Aim of the exercise:
What lines of the data hold the string "title"? Pull each one out.

---------- The data ----------

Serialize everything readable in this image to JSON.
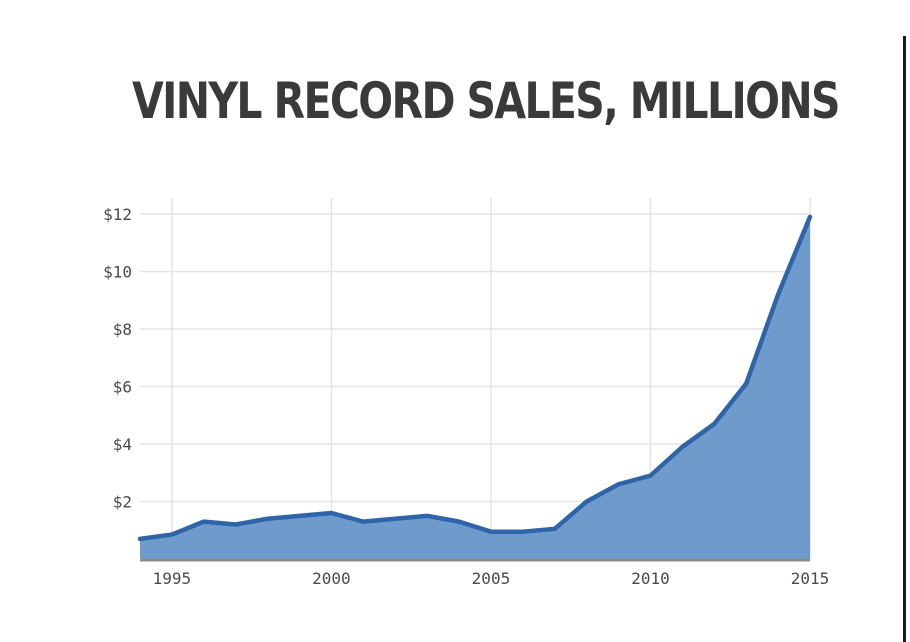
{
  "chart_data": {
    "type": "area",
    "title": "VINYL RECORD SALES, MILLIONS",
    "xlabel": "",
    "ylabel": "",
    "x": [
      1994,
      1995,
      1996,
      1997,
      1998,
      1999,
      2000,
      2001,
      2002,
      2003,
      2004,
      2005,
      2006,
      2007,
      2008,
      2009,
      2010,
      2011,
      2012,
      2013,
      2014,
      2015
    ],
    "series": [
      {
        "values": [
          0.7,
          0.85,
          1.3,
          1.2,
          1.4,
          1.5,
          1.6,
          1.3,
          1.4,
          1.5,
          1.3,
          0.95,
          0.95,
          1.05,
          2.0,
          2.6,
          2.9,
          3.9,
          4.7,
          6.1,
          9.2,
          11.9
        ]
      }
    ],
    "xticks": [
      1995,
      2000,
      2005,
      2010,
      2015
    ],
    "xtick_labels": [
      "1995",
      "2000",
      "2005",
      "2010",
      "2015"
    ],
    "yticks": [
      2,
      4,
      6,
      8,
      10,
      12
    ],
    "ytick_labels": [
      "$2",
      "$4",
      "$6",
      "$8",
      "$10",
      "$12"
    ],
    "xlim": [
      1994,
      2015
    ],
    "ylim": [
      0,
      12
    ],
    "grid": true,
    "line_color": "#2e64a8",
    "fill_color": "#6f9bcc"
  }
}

----------
---------- The data ----------

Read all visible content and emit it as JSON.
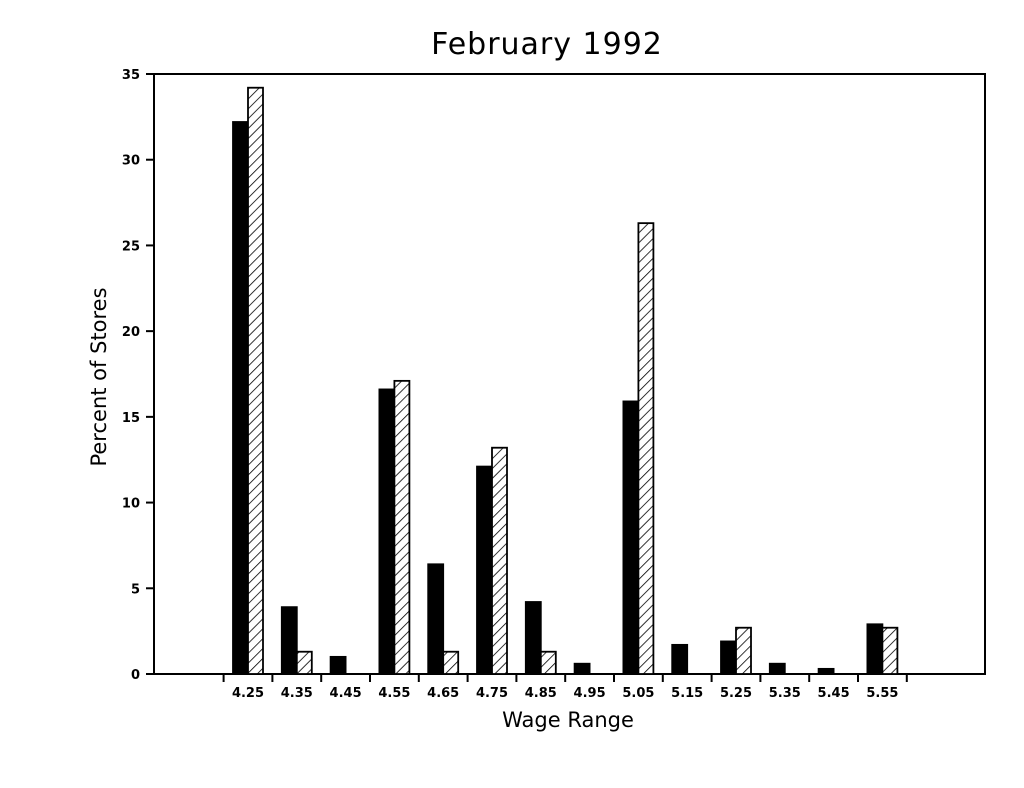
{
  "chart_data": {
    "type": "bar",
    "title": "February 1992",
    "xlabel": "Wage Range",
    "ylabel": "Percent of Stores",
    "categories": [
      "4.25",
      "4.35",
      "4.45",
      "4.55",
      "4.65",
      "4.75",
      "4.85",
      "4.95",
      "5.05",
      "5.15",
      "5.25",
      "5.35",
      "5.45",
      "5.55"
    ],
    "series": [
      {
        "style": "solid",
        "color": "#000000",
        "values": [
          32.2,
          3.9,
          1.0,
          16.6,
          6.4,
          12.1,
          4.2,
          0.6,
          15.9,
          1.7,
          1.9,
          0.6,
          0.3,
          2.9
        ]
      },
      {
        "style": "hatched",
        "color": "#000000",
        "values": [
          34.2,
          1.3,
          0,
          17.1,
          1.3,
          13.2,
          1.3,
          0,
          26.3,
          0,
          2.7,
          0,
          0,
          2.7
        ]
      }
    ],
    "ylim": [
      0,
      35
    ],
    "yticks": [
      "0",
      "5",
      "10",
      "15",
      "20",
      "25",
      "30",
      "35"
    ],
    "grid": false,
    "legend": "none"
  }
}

----------

Output:
    "title": "VINYL RECORD SALES, MILLIONS",
    "title": "February 1992",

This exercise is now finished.